TASK DESCRIPTION: Check every line below for the word "also" and show those that hold it.

RECORD EXCERPTS:
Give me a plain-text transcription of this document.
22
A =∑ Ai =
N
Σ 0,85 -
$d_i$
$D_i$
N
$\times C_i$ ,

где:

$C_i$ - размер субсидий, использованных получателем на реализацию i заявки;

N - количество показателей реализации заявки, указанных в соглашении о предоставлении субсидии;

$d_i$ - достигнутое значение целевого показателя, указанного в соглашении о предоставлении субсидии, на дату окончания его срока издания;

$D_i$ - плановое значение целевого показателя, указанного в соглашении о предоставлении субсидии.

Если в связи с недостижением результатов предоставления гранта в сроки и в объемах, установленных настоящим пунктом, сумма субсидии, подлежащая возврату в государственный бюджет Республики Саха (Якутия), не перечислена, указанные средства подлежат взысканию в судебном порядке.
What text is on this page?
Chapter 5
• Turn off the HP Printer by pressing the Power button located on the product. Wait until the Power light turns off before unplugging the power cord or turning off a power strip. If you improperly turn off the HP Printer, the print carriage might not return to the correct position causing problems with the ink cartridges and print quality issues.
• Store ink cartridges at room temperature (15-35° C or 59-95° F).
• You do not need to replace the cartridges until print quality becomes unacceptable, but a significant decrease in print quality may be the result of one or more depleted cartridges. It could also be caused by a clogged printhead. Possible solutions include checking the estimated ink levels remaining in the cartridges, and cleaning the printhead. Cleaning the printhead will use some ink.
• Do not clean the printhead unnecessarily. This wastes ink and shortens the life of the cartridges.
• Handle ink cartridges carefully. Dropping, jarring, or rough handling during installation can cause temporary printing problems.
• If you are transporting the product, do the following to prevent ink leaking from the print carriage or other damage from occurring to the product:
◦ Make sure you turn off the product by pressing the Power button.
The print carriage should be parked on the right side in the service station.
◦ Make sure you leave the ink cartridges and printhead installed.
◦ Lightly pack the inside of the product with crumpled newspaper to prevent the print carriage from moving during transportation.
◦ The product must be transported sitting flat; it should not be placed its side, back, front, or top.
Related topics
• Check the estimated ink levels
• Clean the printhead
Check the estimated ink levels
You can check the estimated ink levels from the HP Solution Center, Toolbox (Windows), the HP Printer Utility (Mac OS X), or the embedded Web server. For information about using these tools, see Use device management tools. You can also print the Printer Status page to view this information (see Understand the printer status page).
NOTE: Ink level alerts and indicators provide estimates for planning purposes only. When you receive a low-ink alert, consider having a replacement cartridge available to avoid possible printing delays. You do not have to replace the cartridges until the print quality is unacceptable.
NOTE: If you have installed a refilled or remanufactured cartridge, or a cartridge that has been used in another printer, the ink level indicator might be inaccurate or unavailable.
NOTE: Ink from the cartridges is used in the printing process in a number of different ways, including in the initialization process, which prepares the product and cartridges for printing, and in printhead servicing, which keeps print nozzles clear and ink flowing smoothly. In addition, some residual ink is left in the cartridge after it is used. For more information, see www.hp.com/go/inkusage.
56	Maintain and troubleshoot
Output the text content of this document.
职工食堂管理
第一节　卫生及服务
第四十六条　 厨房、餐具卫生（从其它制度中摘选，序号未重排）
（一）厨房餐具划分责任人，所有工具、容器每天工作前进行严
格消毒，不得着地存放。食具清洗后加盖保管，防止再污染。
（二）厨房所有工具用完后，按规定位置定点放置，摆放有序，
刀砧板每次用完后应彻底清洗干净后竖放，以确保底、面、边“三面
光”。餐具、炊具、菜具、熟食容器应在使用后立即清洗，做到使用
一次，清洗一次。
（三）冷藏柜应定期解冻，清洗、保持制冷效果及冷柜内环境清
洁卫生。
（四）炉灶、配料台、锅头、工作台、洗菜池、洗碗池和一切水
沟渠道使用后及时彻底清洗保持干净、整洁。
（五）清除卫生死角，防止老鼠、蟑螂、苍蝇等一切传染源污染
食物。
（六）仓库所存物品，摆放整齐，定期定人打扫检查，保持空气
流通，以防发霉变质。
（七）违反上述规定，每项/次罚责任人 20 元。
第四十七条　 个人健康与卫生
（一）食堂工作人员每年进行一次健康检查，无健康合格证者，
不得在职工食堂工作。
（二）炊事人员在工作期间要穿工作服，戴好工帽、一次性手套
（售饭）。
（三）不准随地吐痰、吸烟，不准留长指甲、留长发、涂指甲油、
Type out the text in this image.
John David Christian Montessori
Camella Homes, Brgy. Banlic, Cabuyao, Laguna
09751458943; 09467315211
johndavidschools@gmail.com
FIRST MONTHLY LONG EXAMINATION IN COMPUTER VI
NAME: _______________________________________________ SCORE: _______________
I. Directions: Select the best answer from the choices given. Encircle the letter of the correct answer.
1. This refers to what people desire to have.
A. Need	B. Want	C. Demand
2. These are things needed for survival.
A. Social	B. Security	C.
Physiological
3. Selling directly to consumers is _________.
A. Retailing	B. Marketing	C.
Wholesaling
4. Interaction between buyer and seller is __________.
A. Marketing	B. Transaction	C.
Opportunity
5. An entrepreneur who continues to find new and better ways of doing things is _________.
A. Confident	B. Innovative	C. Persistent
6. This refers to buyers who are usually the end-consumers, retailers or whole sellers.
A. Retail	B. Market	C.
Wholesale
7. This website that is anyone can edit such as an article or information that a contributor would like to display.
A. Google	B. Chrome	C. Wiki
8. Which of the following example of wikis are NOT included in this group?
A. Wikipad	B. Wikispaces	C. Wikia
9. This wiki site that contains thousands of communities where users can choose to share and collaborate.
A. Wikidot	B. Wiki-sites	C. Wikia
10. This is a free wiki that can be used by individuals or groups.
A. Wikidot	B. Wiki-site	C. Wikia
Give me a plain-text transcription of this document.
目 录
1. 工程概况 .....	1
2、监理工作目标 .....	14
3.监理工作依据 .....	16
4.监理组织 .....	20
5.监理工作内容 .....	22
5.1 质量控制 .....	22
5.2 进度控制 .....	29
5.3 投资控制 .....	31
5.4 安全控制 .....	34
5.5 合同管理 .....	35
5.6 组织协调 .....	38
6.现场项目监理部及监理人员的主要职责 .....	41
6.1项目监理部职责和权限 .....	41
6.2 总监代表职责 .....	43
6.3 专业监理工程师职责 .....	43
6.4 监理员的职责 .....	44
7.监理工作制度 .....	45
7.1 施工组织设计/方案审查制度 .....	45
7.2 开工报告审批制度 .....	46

RESULT BELOW:
• You do not need to replace the cartridges until print quality becomes unacceptable, but a significant decrease in print quality may be the result of one or more depleted cartridges. It could also be caused by a clogged printhead. Possible solutions include checking the estimated ink levels remaining in the cartridges, and cleaning the printhead. Cleaning the printhead will use some ink.
You can check the estimated ink levels from the HP Solution Center, Toolbox (Windows), the HP Printer Utility (Mac OS X), or the embedded Web server. For information about using these tools, see Use device management tools. You can also print the Printer Status page to view this information (see Understand the printer status page).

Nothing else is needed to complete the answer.